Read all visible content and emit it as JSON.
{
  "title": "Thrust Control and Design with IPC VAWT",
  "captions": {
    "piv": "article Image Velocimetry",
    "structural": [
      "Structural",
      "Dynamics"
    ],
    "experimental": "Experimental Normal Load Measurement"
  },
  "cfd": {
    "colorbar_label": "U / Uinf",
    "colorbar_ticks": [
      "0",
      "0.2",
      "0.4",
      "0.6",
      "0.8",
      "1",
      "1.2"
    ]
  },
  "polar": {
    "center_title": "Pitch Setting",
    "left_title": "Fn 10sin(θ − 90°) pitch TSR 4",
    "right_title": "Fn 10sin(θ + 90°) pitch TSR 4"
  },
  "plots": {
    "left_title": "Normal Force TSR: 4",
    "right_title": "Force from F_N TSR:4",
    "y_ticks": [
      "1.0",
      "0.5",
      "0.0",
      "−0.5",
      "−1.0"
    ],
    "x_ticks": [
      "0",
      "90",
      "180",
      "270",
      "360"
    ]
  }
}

________________

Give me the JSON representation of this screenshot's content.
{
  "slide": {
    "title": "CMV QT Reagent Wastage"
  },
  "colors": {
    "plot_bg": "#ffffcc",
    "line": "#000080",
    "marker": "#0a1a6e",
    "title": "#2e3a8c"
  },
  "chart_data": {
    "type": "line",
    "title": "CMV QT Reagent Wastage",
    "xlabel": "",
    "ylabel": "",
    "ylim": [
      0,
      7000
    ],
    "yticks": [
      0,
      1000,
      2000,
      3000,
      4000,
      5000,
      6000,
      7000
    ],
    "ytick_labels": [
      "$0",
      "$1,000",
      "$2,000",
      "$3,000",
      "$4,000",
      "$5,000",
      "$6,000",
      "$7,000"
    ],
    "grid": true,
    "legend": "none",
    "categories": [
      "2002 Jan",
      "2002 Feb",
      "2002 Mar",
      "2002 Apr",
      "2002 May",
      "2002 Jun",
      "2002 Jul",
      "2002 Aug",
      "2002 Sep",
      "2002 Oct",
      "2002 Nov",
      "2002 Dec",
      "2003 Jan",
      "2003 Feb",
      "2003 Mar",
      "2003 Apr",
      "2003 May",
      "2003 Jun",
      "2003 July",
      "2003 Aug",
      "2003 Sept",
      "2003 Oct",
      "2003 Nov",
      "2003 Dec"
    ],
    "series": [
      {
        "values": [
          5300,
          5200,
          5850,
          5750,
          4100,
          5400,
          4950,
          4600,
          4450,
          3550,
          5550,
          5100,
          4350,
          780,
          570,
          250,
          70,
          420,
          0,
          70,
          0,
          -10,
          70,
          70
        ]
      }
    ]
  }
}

________________

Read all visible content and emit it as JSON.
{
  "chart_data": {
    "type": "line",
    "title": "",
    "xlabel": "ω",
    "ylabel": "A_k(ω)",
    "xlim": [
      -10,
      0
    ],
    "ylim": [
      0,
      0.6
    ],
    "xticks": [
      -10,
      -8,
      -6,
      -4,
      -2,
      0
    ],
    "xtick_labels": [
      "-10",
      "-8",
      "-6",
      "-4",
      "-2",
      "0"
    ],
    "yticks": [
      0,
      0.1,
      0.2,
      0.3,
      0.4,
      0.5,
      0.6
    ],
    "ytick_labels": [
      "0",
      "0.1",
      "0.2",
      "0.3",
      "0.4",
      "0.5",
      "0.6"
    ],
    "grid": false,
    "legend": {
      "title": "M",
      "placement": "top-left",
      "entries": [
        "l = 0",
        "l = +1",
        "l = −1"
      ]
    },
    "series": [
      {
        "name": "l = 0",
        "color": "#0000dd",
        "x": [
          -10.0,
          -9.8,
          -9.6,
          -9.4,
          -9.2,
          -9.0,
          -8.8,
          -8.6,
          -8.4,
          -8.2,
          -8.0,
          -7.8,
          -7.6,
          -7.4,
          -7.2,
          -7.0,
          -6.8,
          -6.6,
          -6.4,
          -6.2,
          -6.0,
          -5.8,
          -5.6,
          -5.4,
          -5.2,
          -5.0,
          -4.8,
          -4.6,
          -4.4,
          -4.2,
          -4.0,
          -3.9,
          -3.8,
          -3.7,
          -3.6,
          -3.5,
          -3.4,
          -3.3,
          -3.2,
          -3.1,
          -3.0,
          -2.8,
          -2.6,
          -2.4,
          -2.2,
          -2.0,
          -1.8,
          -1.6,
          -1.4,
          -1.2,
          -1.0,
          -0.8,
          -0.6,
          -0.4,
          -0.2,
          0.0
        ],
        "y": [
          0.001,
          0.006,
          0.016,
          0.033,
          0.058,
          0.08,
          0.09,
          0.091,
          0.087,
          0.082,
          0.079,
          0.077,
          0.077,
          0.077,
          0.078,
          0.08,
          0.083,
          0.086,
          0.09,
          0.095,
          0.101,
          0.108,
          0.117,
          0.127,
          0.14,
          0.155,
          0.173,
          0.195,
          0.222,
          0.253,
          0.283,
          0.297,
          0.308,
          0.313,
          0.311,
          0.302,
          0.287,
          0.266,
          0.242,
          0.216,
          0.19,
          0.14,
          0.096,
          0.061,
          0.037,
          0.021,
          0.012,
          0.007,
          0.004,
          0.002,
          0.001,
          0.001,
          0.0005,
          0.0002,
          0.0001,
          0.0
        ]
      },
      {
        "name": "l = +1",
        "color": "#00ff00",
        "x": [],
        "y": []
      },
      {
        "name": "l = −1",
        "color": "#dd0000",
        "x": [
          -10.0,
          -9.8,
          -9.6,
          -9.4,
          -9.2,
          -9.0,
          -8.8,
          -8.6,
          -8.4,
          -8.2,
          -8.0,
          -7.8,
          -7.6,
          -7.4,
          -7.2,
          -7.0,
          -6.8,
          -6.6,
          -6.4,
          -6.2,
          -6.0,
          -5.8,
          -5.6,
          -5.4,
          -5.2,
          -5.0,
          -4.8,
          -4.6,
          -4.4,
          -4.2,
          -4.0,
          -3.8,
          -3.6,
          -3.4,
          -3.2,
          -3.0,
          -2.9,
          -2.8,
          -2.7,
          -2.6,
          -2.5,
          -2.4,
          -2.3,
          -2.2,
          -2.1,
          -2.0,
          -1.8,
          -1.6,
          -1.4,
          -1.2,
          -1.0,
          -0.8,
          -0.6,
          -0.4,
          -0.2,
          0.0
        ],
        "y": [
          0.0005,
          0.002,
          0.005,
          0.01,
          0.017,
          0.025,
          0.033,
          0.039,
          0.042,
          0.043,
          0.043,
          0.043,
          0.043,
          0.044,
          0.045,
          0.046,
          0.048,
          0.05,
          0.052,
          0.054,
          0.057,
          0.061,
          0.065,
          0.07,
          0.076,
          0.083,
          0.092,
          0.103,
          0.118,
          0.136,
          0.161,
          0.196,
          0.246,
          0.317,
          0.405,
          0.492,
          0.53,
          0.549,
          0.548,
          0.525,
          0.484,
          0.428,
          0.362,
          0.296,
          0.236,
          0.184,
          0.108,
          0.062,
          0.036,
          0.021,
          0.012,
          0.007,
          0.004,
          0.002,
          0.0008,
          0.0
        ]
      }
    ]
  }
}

________________

Reproduce each line holding the word "Force".

    "left_title": "Normal Force TSR: 4",
    "right_title": "Force from F_N TSR:4",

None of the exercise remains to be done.